Stored dataset items

[START]

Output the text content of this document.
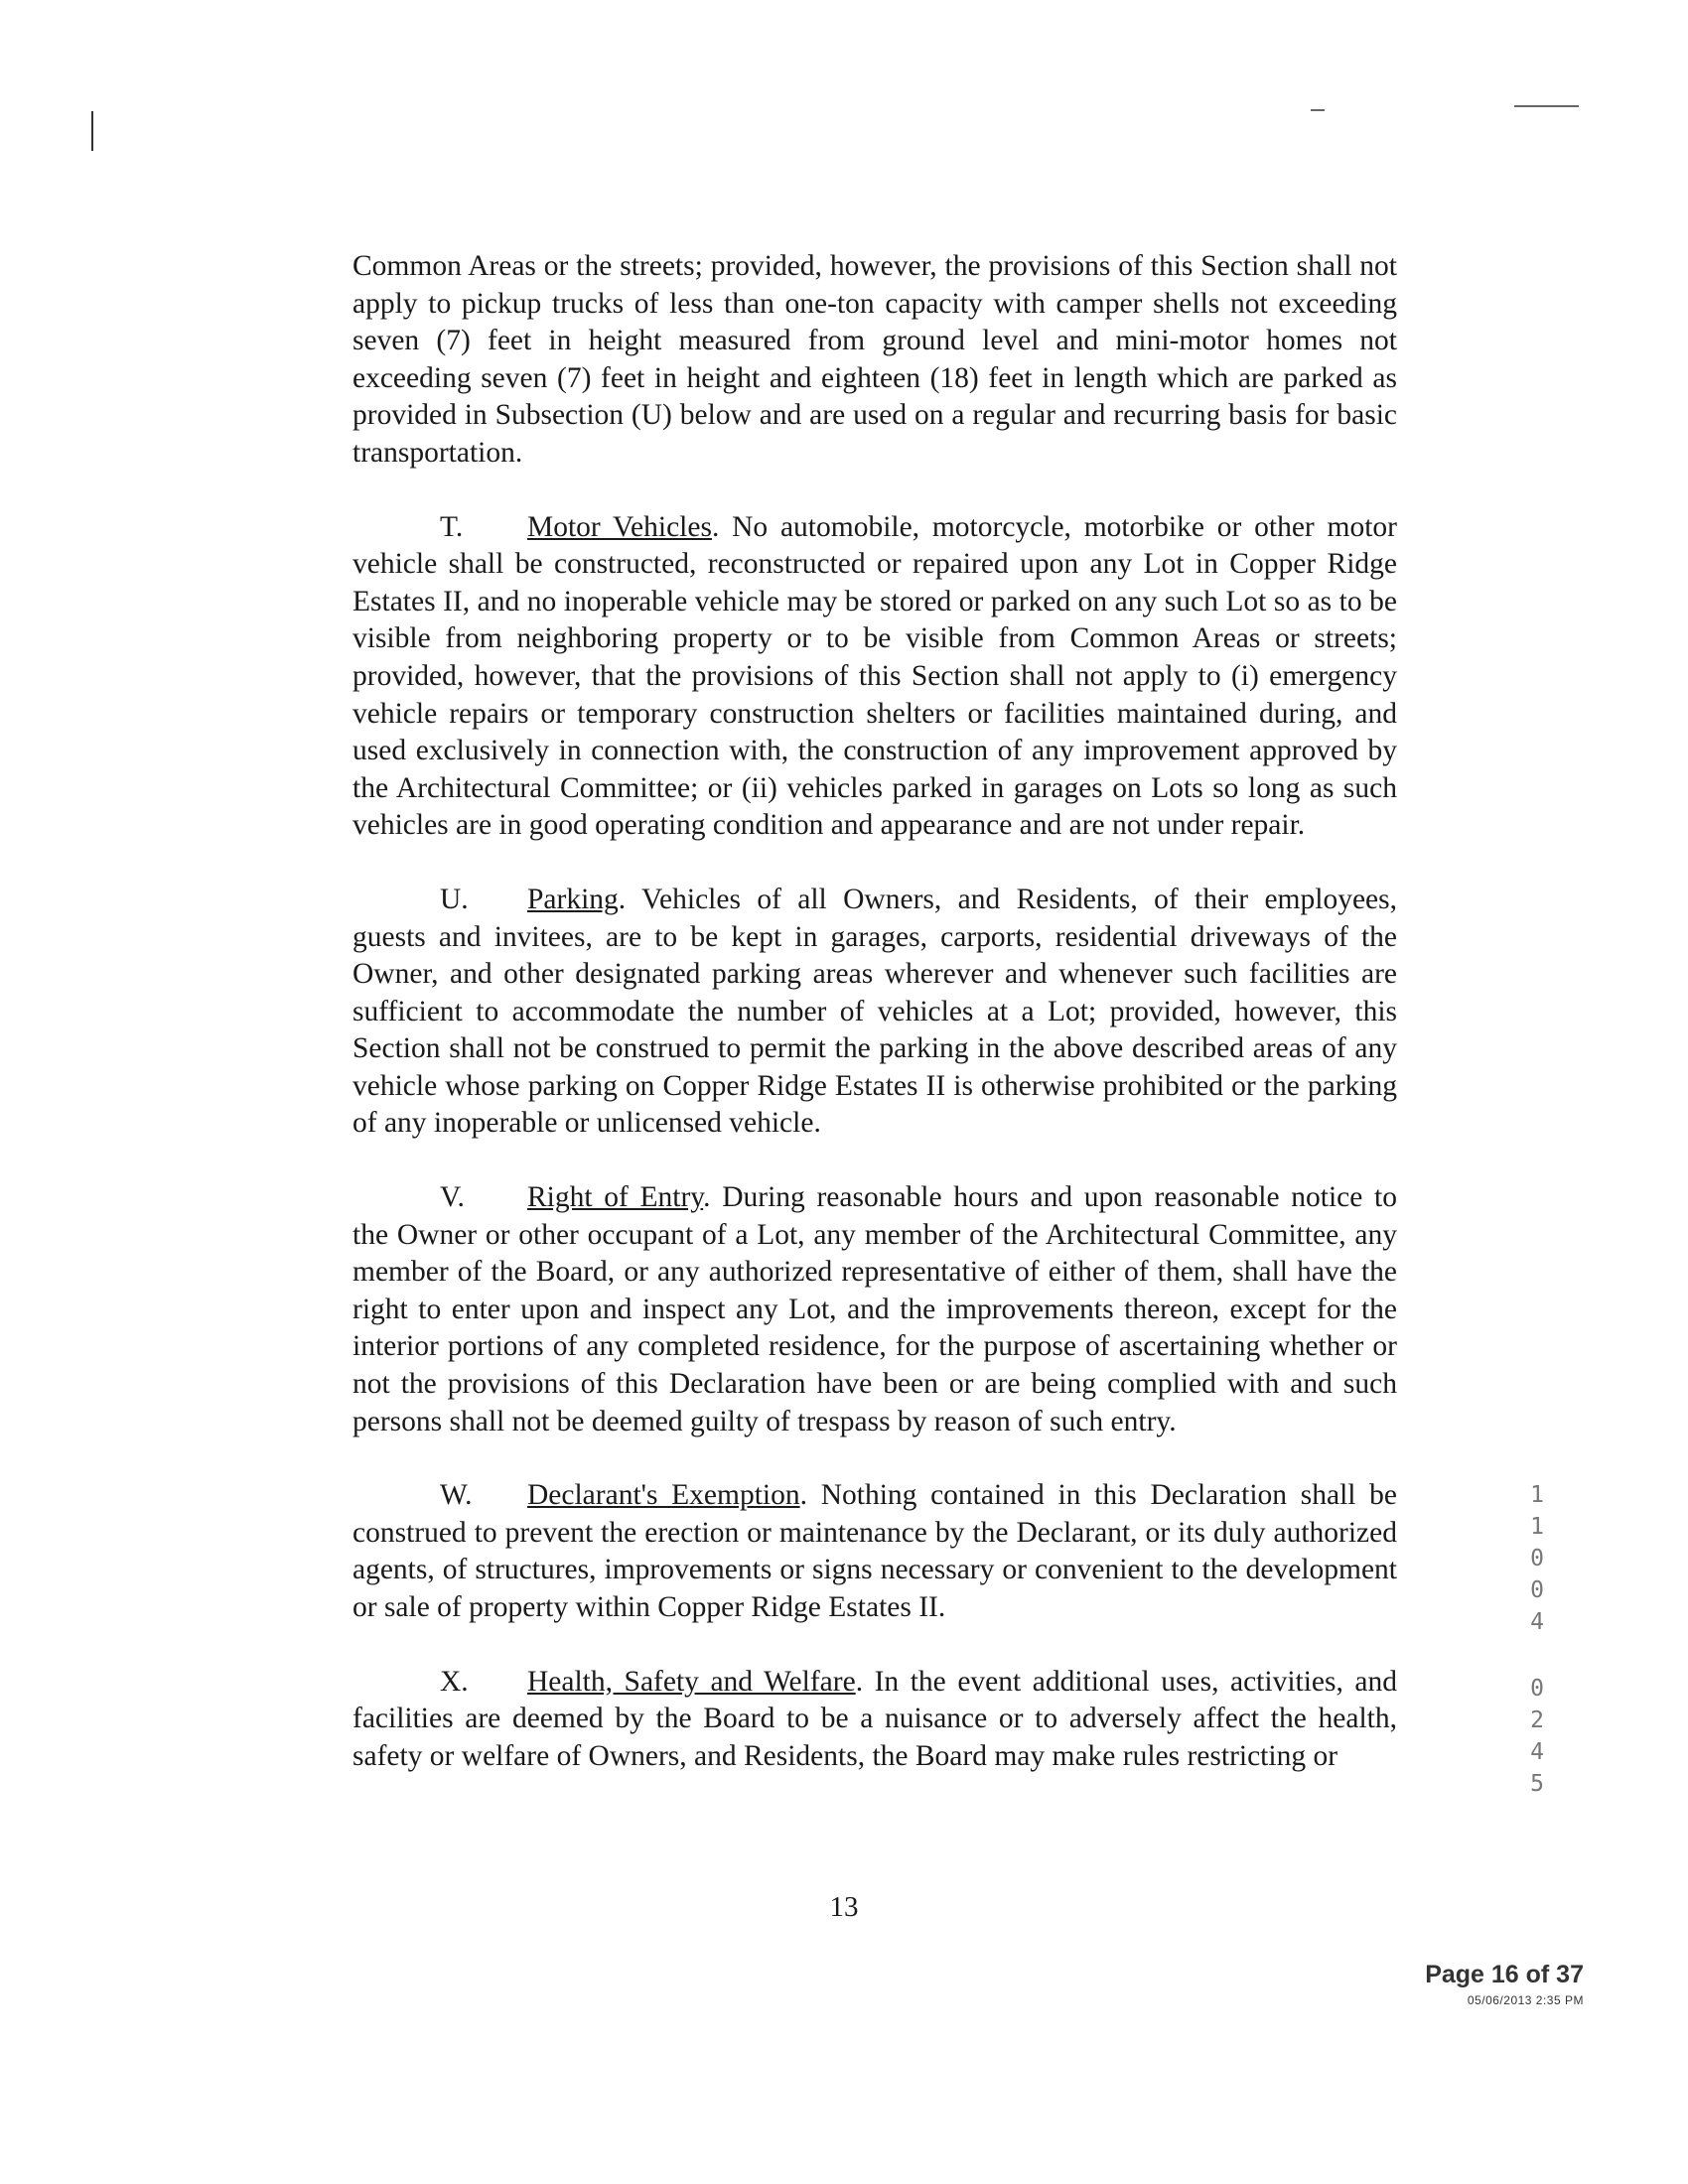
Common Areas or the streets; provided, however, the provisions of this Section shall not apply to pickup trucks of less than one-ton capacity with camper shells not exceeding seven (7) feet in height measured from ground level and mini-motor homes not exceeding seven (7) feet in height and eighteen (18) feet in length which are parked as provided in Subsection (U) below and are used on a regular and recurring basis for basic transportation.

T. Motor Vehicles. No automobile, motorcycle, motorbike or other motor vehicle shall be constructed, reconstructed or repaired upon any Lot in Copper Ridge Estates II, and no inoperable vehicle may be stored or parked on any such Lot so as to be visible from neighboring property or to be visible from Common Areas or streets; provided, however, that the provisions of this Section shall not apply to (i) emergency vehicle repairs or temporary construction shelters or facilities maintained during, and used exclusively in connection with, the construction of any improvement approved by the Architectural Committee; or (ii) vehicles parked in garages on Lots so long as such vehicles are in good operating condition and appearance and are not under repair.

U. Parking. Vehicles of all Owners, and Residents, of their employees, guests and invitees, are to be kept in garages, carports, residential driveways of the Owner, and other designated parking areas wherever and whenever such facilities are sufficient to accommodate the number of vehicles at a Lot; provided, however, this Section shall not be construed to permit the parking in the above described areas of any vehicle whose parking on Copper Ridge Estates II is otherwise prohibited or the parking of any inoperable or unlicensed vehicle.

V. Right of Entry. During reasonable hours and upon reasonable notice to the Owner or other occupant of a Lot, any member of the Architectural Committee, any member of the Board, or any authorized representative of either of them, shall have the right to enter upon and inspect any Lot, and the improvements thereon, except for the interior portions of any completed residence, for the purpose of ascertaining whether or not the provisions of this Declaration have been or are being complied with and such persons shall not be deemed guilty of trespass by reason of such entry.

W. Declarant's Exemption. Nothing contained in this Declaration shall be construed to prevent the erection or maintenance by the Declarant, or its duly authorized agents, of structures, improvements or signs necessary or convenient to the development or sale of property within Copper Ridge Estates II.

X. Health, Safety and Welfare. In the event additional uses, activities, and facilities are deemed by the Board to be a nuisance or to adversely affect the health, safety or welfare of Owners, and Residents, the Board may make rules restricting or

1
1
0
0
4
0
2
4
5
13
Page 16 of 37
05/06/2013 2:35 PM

[END]

* [SHORT TASK]: Find the lines that include the string "Copper", then copy each of them.

* [RESULT]:
T. Motor Vehicles. No automobile, motorcycle, motorbike or other motor vehicle shall be constructed, reconstructed or repaired upon any Lot in Copper Ridge Estates II, and no inoperable vehicle may be stored or parked on any such Lot so as to be visible from neighboring property or to be visible from Common Areas or streets; provided, however, that the provisions of this Section shall not apply to (i) emergency vehicle repairs or temporary construction shelters or facilities maintained during, and used exclusively in connection with, the construction of any improvement approved by the Architectural Committee; or (ii) vehicles parked in garages on Lots so long as such vehicles are in good operating condition and appearance and are not under repair.
U. Parking. Vehicles of all Owners, and Residents, of their employees, guests and invitees, are to be kept in garages, carports, residential driveways of the Owner, and other designated parking areas wherever and whenever such facilities are sufficient to accommodate the number of vehicles at a Lot; provided, however, this Section shall not be construed to permit the parking in the above described areas of any vehicle whose parking on Copper Ridge Estates II is otherwise prohibited or the parking of any inoperable or unlicensed vehicle.
W. Declarant's Exemption. Nothing contained in this Declaration shall be construed to prevent the erection or maintenance by the Declarant, or its duly authorized agents, of structures, improvements or signs necessary or convenient to the development or sale of property within Copper Ridge Estates II.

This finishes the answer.